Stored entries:

┏━━

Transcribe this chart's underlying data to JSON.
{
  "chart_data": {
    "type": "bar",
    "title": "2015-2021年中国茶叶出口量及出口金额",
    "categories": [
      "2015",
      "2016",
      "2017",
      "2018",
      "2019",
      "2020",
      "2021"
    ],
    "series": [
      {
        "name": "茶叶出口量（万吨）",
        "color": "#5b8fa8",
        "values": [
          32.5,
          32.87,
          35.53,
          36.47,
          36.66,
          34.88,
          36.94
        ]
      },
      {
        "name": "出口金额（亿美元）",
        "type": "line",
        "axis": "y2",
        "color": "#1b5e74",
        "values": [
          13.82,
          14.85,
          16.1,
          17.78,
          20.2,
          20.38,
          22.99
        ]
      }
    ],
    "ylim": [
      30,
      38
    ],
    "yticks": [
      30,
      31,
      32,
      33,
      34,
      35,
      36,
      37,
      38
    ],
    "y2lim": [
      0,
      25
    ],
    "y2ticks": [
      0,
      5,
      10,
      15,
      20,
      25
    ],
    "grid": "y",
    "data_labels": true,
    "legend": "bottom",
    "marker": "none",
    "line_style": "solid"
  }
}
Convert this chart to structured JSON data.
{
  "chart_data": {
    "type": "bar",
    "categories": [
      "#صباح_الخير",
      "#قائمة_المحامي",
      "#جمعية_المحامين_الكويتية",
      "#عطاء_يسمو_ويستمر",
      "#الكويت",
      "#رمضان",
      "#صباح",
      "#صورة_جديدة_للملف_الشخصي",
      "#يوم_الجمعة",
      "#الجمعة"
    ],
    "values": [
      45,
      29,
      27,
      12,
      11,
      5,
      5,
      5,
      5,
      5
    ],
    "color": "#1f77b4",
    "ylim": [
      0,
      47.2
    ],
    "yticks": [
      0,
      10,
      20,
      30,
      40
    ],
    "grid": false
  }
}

┗━━

TASK GOAL:
Output all of the material exactly as written.

TASK OUTPUT:
Transcribe this chart's underlying data to JSON.
{
  "chart_data": {
    "type": "bar",
    "title": "2015-2021年中国茶叶出口量及出口金额",
    "categories": [
      "2015",
      "2016",
      "2017",
      "2018",
      "2019",
      "2020",
      "2021"
    ],
    "series": [
      {
        "name": "茶叶出口量（万吨）",
        "color": "#5b8fa8",
        "values": [
          32.5,
          32.87,
          35.53,
          36.47,
          36.66,
          34.88,
          36.94
        ]
      },
      {
        "name": "出口金额（亿美元）",
        "type": "line",
        "axis": "y2",
        "color": "#1b5e74",
        "values": [
          13.82,
          14.85,
          16.1,
          17.78,
          20.2,
          20.38,
          22.99
        ]
      }
    ],
    "ylim": [
      30,
      38
    ],
    "yticks": [
      30,
      31,
      32,
      33,
      34,
      35,
      36,
      37,
      38
    ],
    "y2lim": [
      0,
      25
    ],
    "y2ticks": [
      0,
      5,
      10,
      15,
      20,
      25
    ],
    "grid": "y",
    "data_labels": true,
    "legend": "bottom",
    "marker": "none",
    "line_style": "solid"
  }
}
Convert this chart to structured JSON data.
{
  "chart_data": {
    "type": "bar",
    "categories": [
      "#صباح_الخير",
      "#قائمة_المحامي",
      "#جمعية_المحامين_الكويتية",
      "#عطاء_يسمو_ويستمر",
      "#الكويت",
      "#رمضان",
      "#صباح",
      "#صورة_جديدة_للملف_الشخصي",
      "#يوم_الجمعة",
      "#الجمعة"
    ],
    "values": [
      45,
      29,
      27,
      12,
      11,
      5,
      5,
      5,
      5,
      5
    ],
    "color": "#1f77b4",
    "ylim": [
      0,
      47.2
    ],
    "yticks": [
      0,
      10,
      20,
      30,
      40
    ],
    "grid": false
  }
}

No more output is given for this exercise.